:: DATA SECTION ::

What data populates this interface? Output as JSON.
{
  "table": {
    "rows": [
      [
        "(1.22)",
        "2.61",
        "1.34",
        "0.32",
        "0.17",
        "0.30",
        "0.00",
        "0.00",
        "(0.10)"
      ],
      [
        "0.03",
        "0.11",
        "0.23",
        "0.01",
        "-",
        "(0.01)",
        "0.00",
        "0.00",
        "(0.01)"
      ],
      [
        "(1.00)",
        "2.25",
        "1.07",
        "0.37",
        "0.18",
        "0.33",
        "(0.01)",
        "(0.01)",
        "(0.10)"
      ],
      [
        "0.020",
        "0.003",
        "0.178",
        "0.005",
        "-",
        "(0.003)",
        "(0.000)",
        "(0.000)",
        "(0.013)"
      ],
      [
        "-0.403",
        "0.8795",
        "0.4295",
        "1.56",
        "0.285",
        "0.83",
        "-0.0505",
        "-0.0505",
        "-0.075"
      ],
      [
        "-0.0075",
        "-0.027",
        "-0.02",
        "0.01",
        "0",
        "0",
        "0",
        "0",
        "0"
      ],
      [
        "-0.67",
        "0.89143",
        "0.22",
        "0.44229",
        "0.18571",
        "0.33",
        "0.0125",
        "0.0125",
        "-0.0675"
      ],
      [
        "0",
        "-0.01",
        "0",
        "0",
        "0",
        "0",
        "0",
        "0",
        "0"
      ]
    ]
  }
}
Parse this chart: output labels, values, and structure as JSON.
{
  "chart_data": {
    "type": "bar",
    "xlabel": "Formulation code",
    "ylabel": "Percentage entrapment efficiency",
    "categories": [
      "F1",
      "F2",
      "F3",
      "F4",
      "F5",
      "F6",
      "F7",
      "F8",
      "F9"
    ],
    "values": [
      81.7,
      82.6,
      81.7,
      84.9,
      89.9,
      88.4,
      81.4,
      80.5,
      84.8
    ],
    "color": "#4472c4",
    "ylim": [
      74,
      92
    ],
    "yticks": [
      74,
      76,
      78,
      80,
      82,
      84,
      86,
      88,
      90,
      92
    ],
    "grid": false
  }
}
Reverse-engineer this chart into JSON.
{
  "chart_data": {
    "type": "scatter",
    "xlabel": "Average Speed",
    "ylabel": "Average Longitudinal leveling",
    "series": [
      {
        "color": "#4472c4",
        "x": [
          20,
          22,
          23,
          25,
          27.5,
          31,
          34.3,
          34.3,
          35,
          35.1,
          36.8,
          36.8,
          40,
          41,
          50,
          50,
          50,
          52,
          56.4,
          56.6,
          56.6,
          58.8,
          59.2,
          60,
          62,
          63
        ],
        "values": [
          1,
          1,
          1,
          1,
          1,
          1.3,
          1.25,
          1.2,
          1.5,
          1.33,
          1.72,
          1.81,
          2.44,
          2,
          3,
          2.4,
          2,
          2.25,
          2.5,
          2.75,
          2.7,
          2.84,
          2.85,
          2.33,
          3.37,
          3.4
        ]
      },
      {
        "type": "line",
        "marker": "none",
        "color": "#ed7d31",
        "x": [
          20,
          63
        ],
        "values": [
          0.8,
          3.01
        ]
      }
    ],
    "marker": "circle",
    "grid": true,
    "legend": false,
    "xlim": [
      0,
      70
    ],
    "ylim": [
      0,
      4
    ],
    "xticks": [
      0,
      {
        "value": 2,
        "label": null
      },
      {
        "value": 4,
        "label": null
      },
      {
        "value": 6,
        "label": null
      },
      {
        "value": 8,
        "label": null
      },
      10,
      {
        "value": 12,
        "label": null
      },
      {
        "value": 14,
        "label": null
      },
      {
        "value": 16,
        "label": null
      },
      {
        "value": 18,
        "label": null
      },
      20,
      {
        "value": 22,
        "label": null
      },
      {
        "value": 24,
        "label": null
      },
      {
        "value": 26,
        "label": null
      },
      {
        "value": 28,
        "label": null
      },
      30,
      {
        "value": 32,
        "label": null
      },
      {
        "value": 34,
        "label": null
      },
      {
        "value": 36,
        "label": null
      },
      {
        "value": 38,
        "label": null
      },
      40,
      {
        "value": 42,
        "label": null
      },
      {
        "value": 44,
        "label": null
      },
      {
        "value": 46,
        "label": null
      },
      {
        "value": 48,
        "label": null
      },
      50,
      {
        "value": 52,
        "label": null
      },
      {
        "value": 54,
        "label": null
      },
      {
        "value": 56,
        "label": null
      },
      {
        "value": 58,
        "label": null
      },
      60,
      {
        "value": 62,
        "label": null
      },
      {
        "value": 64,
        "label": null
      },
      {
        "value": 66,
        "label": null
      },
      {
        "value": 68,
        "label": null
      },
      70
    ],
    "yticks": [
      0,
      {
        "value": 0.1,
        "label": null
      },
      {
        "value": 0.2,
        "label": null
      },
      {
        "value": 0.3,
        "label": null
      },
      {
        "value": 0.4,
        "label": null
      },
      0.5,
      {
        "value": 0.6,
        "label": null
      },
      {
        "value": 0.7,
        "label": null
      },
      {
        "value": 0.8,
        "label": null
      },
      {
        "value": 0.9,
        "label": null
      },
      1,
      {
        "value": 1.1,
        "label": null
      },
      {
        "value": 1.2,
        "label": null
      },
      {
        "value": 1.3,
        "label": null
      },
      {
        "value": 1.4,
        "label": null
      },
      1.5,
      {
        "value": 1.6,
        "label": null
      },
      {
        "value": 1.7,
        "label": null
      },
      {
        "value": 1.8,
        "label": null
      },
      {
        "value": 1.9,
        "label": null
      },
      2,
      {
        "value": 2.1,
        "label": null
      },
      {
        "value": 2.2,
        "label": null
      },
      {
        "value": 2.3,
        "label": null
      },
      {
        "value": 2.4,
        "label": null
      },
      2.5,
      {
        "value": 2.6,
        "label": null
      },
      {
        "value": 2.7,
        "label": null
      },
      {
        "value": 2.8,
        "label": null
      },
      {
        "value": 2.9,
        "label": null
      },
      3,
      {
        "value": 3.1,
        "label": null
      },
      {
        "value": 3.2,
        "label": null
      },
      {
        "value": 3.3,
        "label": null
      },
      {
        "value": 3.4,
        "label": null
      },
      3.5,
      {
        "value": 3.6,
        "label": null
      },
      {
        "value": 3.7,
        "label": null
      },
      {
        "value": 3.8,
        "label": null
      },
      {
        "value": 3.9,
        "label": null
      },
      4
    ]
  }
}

:::

WHAT THIS TASK INVOLVES: Wherever the string "Average" appears in the entries above, list that line.

RESULT OF THE EXERCISE:
    "xlabel": "Average Speed",
    "ylabel": "Average Longitudinal leveling",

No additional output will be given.